▶ [THE PROBLEM] Reproduce every record below exactly as it appears.

▶ [Some records]
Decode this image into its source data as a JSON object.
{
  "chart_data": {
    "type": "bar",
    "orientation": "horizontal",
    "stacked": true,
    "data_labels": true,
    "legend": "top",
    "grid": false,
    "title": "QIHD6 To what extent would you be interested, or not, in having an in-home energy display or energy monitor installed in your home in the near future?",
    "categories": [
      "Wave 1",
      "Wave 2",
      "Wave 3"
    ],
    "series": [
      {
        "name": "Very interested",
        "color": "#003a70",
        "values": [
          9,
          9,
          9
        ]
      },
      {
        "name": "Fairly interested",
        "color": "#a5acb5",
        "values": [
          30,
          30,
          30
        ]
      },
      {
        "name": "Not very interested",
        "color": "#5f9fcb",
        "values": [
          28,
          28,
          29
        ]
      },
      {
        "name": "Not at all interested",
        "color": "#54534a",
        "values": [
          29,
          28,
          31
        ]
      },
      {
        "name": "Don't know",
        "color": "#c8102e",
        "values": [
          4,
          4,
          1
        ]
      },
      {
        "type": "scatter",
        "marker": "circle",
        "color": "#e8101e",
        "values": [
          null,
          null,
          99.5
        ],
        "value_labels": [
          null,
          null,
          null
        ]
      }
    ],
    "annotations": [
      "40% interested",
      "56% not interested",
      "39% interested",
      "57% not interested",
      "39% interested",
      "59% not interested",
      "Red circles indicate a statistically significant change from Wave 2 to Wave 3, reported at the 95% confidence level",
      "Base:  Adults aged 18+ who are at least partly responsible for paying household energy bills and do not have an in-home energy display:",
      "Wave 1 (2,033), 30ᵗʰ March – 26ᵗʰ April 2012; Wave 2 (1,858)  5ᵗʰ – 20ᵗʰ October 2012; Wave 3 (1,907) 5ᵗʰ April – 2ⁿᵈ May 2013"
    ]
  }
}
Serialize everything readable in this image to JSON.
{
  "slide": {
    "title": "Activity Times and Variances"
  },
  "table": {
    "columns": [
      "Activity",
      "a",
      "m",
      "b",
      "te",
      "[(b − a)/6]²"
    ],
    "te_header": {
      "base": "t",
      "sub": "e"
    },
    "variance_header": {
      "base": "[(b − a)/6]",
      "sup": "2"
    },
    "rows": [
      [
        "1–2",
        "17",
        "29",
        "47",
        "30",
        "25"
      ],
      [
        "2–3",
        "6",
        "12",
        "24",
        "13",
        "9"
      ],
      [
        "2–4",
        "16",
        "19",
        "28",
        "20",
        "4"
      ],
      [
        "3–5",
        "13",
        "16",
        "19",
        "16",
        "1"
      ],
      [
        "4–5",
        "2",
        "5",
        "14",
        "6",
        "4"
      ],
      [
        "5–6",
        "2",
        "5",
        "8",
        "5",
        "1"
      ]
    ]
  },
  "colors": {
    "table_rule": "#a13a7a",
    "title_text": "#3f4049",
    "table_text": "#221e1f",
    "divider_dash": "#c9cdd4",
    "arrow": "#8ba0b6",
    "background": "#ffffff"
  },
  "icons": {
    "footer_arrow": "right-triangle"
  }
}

▶ [ANSWER]
Decode this image into its source data as a JSON object.
{
  "chart_data": {
    "type": "bar",
    "orientation": "horizontal",
    "stacked": true,
    "data_labels": true,
    "legend": "top",
    "grid": false,
    "title": "QIHD6 To what extent would you be interested, or not, in having an in-home energy display or energy monitor installed in your home in the near future?",
    "categories": [
      "Wave 1",
      "Wave 2",
      "Wave 3"
    ],
    "series": [
      {
        "name": "Very interested",
        "color": "#003a70",
        "values": [
          9,
          9,
          9
        ]
      },
      {
        "name": "Fairly interested",
        "color": "#a5acb5",
        "values": [
          30,
          30,
          30
        ]
      },
      {
        "name": "Not very interested",
        "color": "#5f9fcb",
        "values": [
          28,
          28,
          29
        ]
      },
      {
        "name": "Not at all interested",
        "color": "#54534a",
        "values": [
          29,
          28,
          31
        ]
      },
      {
        "name": "Don't know",
        "color": "#c8102e",
        "values": [
          4,
          4,
          1
        ]
      },
      {
        "type": "scatter",
        "marker": "circle",
        "color": "#e8101e",
        "values": [
          null,
          null,
          99.5
        ],
        "value_labels": [
          null,
          null,
          null
        ]
      }
    ],
    "annotations": [
      "40% interested",
      "56% not interested",
      "39% interested",
      "57% not interested",
      "39% interested",
      "59% not interested",
      "Red circles indicate a statistically significant change from Wave 2 to Wave 3, reported at the 95% confidence level",
      "Base:  Adults aged 18+ who are at least partly responsible for paying household energy bills and do not have an in-home energy display:",
      "Wave 1 (2,033), 30ᵗʰ March – 26ᵗʰ April 2012; Wave 2 (1,858)  5ᵗʰ – 20ᵗʰ October 2012; Wave 3 (1,907) 5ᵗʰ April – 2ⁿᵈ May 2013"
    ]
  }
}
Serialize everything readable in this image to JSON.
{
  "slide": {
    "title": "Activity Times and Variances"
  },
  "table": {
    "columns": [
      "Activity",
      "a",
      "m",
      "b",
      "te",
      "[(b − a)/6]²"
    ],
    "te_header": {
      "base": "t",
      "sub": "e"
    },
    "variance_header": {
      "base": "[(b − a)/6]",
      "sup": "2"
    },
    "rows": [
      [
        "1–2",
        "17",
        "29",
        "47",
        "30",
        "25"
      ],
      [
        "2–3",
        "6",
        "12",
        "24",
        "13",
        "9"
      ],
      [
        "2–4",
        "16",
        "19",
        "28",
        "20",
        "4"
      ],
      [
        "3–5",
        "13",
        "16",
        "19",
        "16",
        "1"
      ],
      [
        "4–5",
        "2",
        "5",
        "14",
        "6",
        "4"
      ],
      [
        "5–6",
        "2",
        "5",
        "8",
        "5",
        "1"
      ]
    ]
  },
  "colors": {
    "table_rule": "#a13a7a",
    "title_text": "#3f4049",
    "table_text": "#221e1f",
    "divider_dash": "#c9cdd4",
    "arrow": "#8ba0b6",
    "background": "#ffffff"
  },
  "icons": {
    "footer_arrow": "right-triangle"
  }
}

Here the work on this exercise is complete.